Aim of the task: Check each line for the word "проектной" and report how many have it. Give nothing else.

Records for processing:
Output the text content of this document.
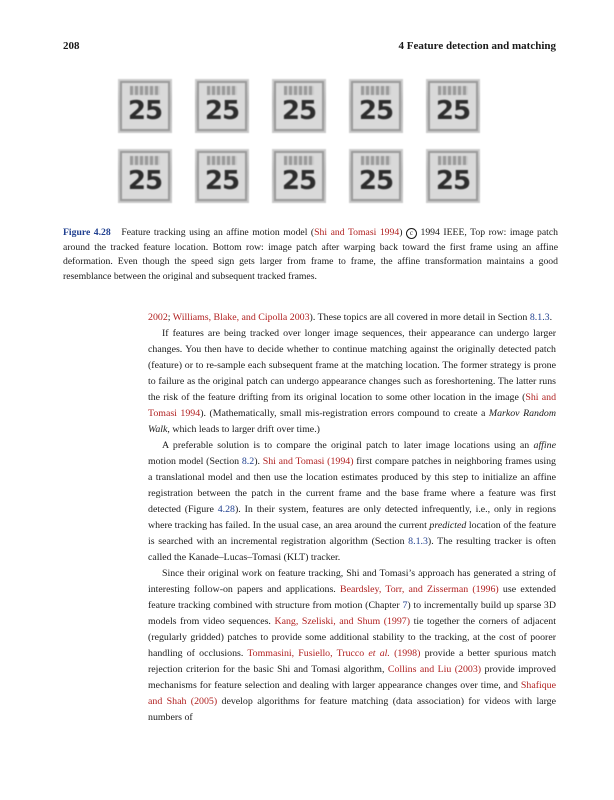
208	4 Feature detection and matching
25	25	25	25	25
25	25	25	25	25
Figure 4.28 Feature tracking using an affine motion model (Shi and Tomasi 1994) c 1994 IEEE, Top row: image patch around the tracked feature location. Bottom row: image patch after warping back toward the first frame using an affine deformation. Even though the speed sign gets larger from frame to frame, the affine transformation maintains a good resemblance between the original and subsequent tracked frames.

2002; Williams, Blake, and Cipolla 2003). These topics are all covered in more detail in Section 8.1.3.

If features are being tracked over longer image sequences, their appearance can undergo larger changes. You then have to decide whether to continue matching against the originally detected patch (feature) or to re-sample each subsequent frame at the matching location. The former strategy is prone to failure as the original patch can undergo appearance changes such as foreshortening. The latter runs the risk of the feature drifting from its original location to some other location in the image (Shi and Tomasi 1994). (Mathematically, small mis-registration errors compound to create a Markov Random Walk, which leads to larger drift over time.)

A preferable solution is to compare the original patch to later image locations using an affine motion model (Section 8.2). Shi and Tomasi (1994) first compare patches in neighboring frames using a translational model and then use the location estimates produced by this step to initialize an affine registration between the patch in the current frame and the base frame where a feature was first detected (Figure 4.28). In their system, features are only detected infrequently, i.e., only in regions where tracking has failed. In the usual case, an area around the current predicted location of the feature is searched with an incremental registration algorithm (Section 8.1.3). The resulting tracker is often called the Kanade–Lucas–Tomasi (KLT) tracker.

Since their original work on feature tracking, Shi and Tomasi’s approach has generated a string of interesting follow-on papers and applications. Beardsley, Torr, and Zisserman (1996) use extended feature tracking combined with structure from motion (Chapter 7) to incrementally build up sparse 3D models from video sequences. Kang, Szeliski, and Shum (1997) tie together the corners of adjacent (regularly gridded) patches to provide some additional stability to the tracking, at the cost of poorer handling of occlusions. Tommasini, Fusiello, Trucco et al. (1998) provide a better spurious match rejection criterion for the basic Shi and Tomasi algorithm, Collins and Liu (2003) provide improved mechanisms for feature selection and dealing with larger appearance changes over time, and Shafique and Shah (2005) develop algorithms for feature matching (data association) for videos with large numbers of
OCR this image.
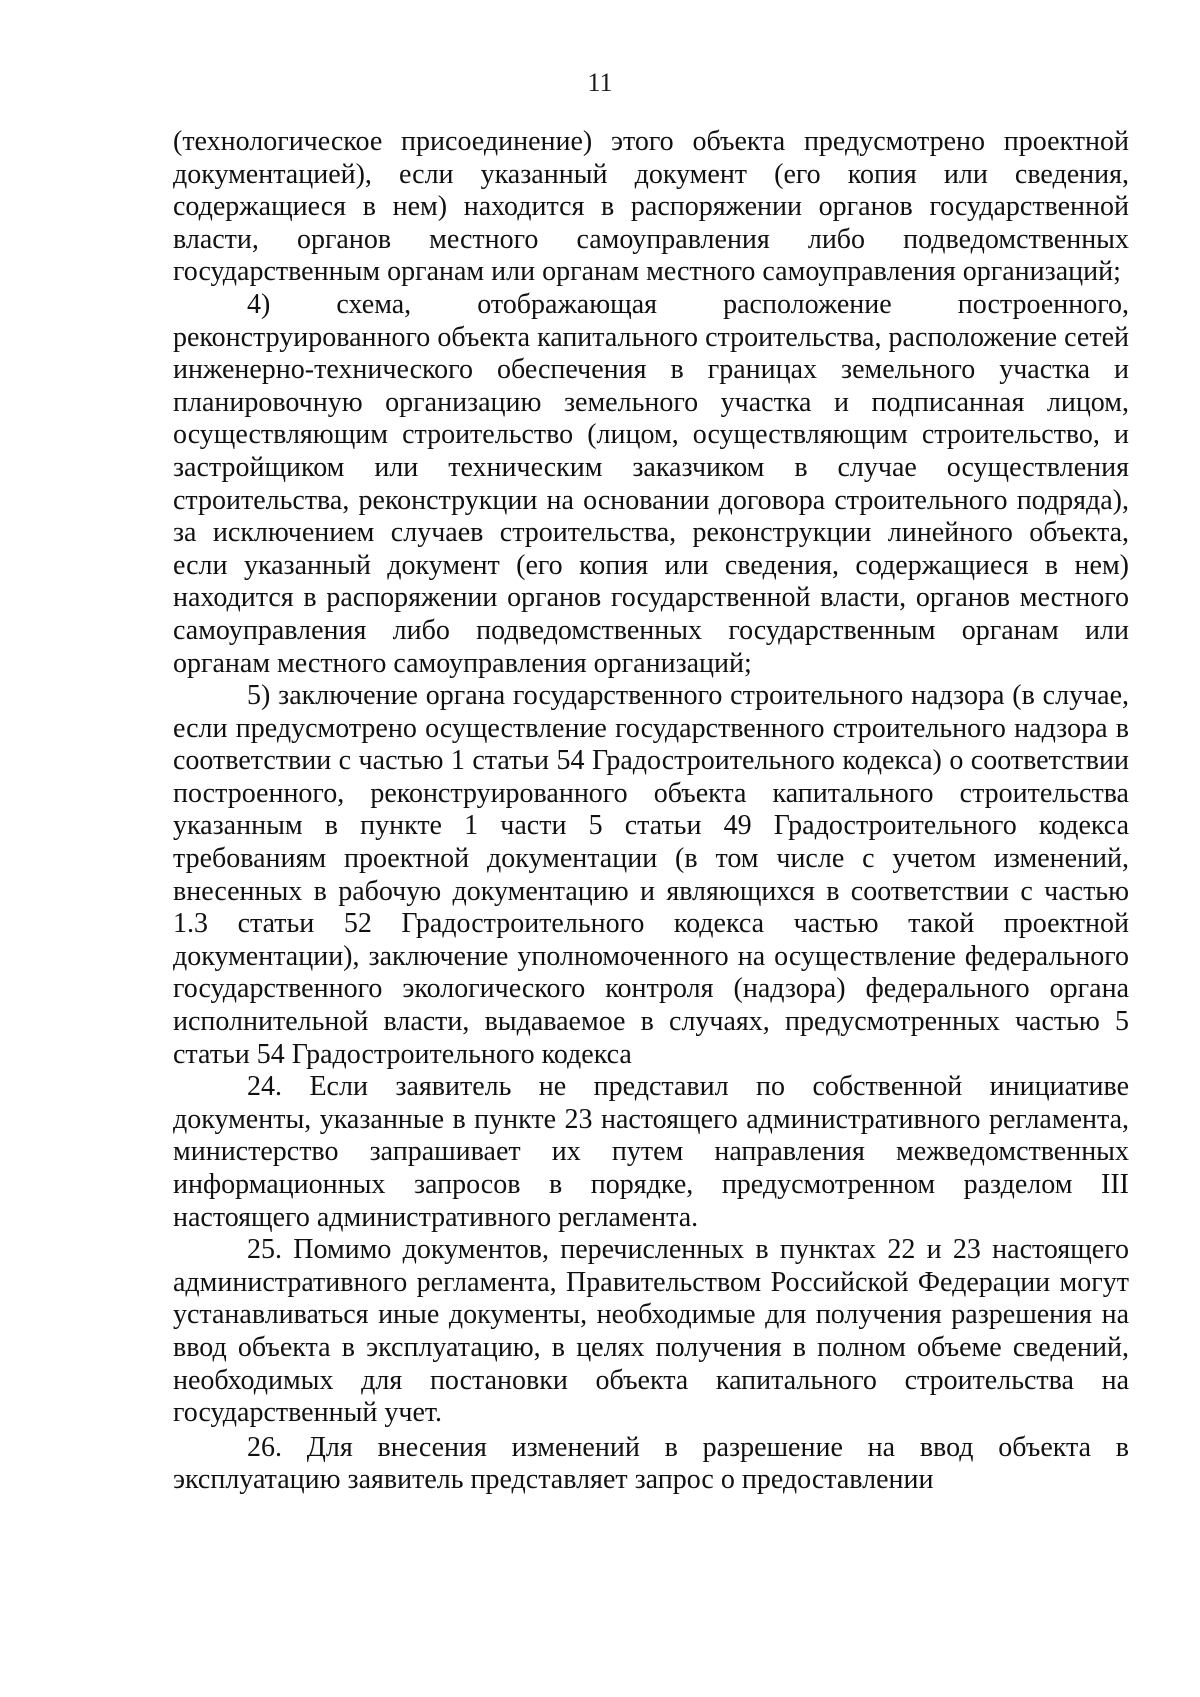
11

(технологическое присоединение) этого объекта предусмотрено проектной документацией), если указанный документ (его копия или сведения, содержащиеся в нем) находится в распоряжении органов государственной власти, органов местного самоуправления либо подведомственных государственным органам или органам местного самоуправления организаций;

4) схема, отображающая расположение построенного, реконструированного объекта капитального строительства, расположение сетей инженерно-технического обеспечения в границах земельного участка и планировочную организацию земельного участка и подписанная лицом, осуществляющим строительство (лицом, осуществляющим строительство, и застройщиком или техническим заказчиком в случае осуществления строительства, реконструкции на основании договора строительного подряда), за исключением случаев строительства, реконструкции линейного объекта, если указанный документ (его копия или сведения, содержащиеся в нем) находится в распоряжении органов государственной власти, органов местного самоуправления либо подведомственных государственным органам или органам местного самоуправления организаций;

5) заключение органа государственного строительного надзора (в случае, если предусмотрено осуществление государственного строительного надзора в соответствии с частью 1 статьи 54 Градостроительного кодекса) о соответствии построенного, реконструированного объекта капитального строительства указанным в пункте 1 части 5 статьи 49 Градостроительного кодекса требованиям проектной документации (в том числе с учетом изменений, внесенных в рабочую документацию и являющихся в соответствии с частью 1.3 статьи 52 Градостроительного кодекса частью такой проектной документации), заключение уполномоченного на осуществление федерального государственного экологического контроля (надзора) федерального органа исполнительной власти, выдаваемое в случаях, предусмотренных частью 5 статьи 54 Градостроительного кодекса

24. Если заявитель не представил по собственной инициативе документы, указанные в пункте 23 настоящего административного регламента, министерство запрашивает их путем направления межведомственных информационных запросов в порядке, предусмотренном разделом III настоящего административного регламента.

25. Помимо документов, перечисленных в пунктах 22 и 23 настоящего административного регламента, Правительством Российской Федерации могут устанавливаться иные документы, необходимые для получения разрешения на ввод объекта в эксплуатацию, в целях получения в полном объеме сведений, необходимых для постановки объекта капитального строительства на государственный учет.

26. Для внесения изменений в разрешение на ввод объекта в эксплуатацию заявитель представляет запрос о предоставлении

Task answer: 2